▶ _Task prompt_:
Reproduce the records from the start through the line containing "day-info: Sunrise: 6:43", inclusive, swapping "calendar-cell" for "date-cell" and leaving all else unchanged.

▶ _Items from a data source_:
════

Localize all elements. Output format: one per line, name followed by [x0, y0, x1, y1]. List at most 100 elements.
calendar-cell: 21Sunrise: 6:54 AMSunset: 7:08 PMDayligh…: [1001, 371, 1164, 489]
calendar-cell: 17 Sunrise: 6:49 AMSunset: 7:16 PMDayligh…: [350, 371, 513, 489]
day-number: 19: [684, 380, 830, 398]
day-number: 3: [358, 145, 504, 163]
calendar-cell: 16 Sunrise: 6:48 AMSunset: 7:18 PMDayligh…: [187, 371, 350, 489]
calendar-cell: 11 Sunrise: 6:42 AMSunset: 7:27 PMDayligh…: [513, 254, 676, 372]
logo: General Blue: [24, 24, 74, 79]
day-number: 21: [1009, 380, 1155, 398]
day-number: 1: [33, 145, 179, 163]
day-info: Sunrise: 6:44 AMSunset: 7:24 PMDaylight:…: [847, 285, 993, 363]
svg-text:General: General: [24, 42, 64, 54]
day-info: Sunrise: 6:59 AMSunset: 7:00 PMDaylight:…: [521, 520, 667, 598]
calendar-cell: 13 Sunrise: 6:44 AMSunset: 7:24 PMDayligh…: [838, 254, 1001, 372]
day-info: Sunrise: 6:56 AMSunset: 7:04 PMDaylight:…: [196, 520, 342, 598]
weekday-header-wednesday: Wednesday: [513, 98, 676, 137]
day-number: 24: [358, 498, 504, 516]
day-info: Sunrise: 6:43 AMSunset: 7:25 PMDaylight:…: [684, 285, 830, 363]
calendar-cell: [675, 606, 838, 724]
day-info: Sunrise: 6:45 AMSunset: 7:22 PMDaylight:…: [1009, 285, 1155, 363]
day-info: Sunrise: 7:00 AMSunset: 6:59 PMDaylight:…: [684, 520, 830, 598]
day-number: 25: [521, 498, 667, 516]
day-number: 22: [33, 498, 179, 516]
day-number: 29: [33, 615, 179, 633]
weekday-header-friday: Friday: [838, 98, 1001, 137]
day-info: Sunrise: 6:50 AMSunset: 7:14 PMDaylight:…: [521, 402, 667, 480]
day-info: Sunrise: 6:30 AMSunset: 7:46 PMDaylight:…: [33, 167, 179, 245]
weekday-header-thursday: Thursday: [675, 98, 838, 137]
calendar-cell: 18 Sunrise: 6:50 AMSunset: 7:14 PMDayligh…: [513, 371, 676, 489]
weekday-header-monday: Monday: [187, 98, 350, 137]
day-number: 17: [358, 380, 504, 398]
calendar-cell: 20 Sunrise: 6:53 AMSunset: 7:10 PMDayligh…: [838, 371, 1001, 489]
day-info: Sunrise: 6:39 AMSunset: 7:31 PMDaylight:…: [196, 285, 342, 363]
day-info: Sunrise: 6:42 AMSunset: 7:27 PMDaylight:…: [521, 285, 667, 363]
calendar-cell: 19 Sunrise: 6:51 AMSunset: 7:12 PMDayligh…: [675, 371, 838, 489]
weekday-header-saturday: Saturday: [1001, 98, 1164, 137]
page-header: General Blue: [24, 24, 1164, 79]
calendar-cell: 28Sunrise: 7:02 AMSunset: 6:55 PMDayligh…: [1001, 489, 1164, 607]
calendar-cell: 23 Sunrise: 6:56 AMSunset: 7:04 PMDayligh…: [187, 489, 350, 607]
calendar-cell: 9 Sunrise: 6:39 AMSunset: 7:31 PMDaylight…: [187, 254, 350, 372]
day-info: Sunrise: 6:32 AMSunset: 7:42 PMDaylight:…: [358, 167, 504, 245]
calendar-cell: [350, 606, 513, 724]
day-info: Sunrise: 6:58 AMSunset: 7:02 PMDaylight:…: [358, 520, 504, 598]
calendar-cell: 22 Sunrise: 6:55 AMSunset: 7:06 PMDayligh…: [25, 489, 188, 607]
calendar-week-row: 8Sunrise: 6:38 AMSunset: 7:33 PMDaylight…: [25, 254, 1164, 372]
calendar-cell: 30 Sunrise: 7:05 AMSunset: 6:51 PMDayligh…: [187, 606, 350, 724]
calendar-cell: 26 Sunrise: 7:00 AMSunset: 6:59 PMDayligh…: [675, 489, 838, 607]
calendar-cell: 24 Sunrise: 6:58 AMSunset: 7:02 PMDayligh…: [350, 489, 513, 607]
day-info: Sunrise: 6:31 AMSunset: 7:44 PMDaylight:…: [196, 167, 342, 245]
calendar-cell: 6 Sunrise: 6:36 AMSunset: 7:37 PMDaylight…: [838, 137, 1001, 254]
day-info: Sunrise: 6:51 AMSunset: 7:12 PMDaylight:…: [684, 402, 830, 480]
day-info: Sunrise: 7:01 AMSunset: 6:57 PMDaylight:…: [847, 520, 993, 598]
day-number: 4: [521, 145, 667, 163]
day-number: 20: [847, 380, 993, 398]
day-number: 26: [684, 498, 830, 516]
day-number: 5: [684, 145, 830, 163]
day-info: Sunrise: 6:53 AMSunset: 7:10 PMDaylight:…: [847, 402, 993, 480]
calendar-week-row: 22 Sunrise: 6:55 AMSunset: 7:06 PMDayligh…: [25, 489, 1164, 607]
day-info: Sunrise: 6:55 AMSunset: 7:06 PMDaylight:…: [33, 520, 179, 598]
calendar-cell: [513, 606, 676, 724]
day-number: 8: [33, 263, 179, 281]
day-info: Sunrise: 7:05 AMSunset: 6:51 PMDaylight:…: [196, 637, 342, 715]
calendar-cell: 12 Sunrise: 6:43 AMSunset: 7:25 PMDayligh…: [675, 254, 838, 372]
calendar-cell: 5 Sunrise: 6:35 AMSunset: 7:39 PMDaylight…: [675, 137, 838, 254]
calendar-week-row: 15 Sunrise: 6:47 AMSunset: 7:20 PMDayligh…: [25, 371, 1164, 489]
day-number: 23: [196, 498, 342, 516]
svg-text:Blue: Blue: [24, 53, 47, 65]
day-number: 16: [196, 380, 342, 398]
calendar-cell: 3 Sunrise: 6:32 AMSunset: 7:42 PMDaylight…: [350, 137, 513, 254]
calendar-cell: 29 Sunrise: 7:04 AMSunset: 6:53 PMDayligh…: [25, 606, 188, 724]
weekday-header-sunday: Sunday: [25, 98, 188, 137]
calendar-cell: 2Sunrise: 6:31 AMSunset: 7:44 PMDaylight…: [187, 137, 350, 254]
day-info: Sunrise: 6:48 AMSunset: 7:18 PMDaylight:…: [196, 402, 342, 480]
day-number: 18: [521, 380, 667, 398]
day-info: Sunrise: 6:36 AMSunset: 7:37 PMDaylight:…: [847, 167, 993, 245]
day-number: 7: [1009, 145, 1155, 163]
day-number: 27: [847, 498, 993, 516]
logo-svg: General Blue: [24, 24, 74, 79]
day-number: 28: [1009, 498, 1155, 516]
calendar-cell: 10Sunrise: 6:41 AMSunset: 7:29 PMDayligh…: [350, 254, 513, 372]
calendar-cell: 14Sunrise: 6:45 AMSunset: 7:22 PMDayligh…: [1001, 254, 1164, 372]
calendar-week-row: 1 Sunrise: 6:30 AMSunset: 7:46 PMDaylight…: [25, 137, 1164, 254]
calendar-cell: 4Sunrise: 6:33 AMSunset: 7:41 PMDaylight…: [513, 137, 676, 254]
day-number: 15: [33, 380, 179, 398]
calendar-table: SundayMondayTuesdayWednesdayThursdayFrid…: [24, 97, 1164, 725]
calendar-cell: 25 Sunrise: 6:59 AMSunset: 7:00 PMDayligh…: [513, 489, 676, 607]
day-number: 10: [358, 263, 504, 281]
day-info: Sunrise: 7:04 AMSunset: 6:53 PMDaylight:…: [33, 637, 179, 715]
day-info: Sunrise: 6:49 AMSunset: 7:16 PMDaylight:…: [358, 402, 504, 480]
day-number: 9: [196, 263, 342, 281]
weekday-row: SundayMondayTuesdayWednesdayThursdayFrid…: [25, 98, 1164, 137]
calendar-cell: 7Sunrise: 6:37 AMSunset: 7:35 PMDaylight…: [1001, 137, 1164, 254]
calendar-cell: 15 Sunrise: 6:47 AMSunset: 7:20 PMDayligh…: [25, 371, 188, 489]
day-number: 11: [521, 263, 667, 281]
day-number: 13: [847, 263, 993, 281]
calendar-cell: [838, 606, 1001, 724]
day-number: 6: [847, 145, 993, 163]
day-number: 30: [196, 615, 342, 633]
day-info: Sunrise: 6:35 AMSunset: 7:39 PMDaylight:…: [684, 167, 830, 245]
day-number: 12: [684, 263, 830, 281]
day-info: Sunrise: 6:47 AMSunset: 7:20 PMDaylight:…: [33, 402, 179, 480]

════

▶ _Output for this exercise_:
Localize all elements. Output format: one per line, name followed by [x0, y0, x1, y1]. List at most 100 elements.
date-cell: 21Sunrise: 6:54 AMSunset: 7:08 PMDayligh…: [1001, 371, 1164, 489]
date-cell: 17 Sunrise: 6:49 AMSunset: 7:16 PMDayligh…: [350, 371, 513, 489]
day-number: 19: [684, 380, 830, 398]
day-number: 3: [358, 145, 504, 163]
date-cell: 16 Sunrise: 6:48 AMSunset: 7:18 PMDayligh…: [187, 371, 350, 489]
date-cell: 11 Sunrise: 6:42 AMSunset: 7:27 PMDayligh…: [513, 254, 676, 372]
logo: General Blue: [24, 24, 74, 79]
day-number: 21: [1009, 380, 1155, 398]
day-number: 1: [33, 145, 179, 163]
day-info: Sunrise: 6:44 AMSunset: 7:24 PMDaylight:…: [847, 285, 993, 363]
svg-text:General: General: [24, 42, 64, 54]
day-info: Sunrise: 6:59 AMSunset: 7:00 PMDaylight:…: [521, 520, 667, 598]
date-cell: 13 Sunrise: 6:44 AMSunset: 7:24 PMDayligh…: [838, 254, 1001, 372]
day-info: Sunrise: 6:56 AMSunset: 7:04 PMDaylight:…: [196, 520, 342, 598]
weekday-header-wednesday: Wednesday: [513, 98, 676, 137]
day-number: 24: [358, 498, 504, 516]
day-info: Sunrise: 6:43 AMSunset: 7:25 PMDaylight:…: [684, 285, 830, 363]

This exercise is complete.